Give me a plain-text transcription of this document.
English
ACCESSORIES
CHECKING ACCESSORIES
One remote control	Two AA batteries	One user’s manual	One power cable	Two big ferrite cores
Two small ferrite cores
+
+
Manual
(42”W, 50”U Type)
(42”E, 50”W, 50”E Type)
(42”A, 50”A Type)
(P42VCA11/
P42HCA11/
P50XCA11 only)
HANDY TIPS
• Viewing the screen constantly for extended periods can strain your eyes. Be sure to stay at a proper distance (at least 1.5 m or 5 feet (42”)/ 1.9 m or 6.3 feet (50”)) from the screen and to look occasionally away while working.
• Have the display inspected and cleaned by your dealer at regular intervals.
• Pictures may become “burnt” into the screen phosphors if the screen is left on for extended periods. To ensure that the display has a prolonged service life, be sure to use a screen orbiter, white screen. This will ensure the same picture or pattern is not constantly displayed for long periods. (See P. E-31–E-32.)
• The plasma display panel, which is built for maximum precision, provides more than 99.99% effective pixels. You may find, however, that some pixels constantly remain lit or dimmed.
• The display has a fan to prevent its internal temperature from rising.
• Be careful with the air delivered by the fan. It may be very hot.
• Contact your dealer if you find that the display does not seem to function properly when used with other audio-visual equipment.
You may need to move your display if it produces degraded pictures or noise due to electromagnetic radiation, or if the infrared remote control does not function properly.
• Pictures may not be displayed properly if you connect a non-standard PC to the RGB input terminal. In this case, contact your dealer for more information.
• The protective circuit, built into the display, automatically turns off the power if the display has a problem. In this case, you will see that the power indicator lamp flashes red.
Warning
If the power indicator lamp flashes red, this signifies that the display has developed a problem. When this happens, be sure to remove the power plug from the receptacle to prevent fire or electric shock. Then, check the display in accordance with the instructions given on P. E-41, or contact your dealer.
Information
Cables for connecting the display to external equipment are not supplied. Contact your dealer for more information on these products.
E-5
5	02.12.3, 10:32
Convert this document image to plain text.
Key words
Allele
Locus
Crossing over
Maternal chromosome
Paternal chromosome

• Given exercise: Give back the lines of the listing from the one with "Convert this document image to plain text." through the end, both included, exactly as written and with nothing added.

• Output for this exercise:
Convert this document image to plain text.
Key words
Allele
Locus
Crossing over
Maternal chromosome
Paternal chromosome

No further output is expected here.